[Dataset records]
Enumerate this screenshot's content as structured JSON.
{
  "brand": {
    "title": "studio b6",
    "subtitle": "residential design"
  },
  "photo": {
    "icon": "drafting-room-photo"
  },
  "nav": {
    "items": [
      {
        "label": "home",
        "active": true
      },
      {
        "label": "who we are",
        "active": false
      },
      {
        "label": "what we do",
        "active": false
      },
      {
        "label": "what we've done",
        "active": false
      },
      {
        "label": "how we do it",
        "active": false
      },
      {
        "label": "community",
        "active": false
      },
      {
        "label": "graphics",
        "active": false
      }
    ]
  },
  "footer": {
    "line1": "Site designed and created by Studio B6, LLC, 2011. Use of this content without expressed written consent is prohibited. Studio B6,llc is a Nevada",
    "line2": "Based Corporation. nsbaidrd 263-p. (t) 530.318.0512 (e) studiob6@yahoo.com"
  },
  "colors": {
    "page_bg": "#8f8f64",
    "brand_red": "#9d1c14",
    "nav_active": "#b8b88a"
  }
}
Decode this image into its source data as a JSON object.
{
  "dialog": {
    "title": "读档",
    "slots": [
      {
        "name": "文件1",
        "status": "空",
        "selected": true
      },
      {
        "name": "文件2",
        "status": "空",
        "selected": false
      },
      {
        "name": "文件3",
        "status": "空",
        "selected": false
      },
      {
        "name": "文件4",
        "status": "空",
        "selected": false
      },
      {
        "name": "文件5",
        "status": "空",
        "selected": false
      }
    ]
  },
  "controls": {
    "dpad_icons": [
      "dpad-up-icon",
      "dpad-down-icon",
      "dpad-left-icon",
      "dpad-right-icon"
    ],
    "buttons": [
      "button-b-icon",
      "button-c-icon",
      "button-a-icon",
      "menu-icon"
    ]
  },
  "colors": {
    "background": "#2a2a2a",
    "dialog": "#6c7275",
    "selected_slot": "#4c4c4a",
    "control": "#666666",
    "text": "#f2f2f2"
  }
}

### What is asked
Output exactly the lines between the one containing "Decode this image" and the final line above, both inclusive.

### Expected output
Decode this image into its source data as a JSON object.
{
  "dialog": {
    "title": "读档",
    "slots": [
      {
        "name": "文件1",
        "status": "空",
        "selected": true
      },
      {
        "name": "文件2",
        "status": "空",
        "selected": false
      },
      {
        "name": "文件3",
        "status": "空",
        "selected": false
      },
      {
        "name": "文件4",
        "status": "空",
        "selected": false
      },
      {
        "name": "文件5",
        "status": "空",
        "selected": false
      }
    ]
  },
  "controls": {
    "dpad_icons": [
      "dpad-up-icon",
      "dpad-down-icon",
      "dpad-left-icon",
      "dpad-right-icon"
    ],
    "buttons": [
      "button-b-icon",
      "button-c-icon",
      "button-a-icon",
      "menu-icon"
    ]
  },
  "colors": {
    "background": "#2a2a2a",
    "dialog": "#6c7275",
    "selected_slot": "#4c4c4a",
    "control": "#666666",
    "text": "#f2f2f2"
  }
}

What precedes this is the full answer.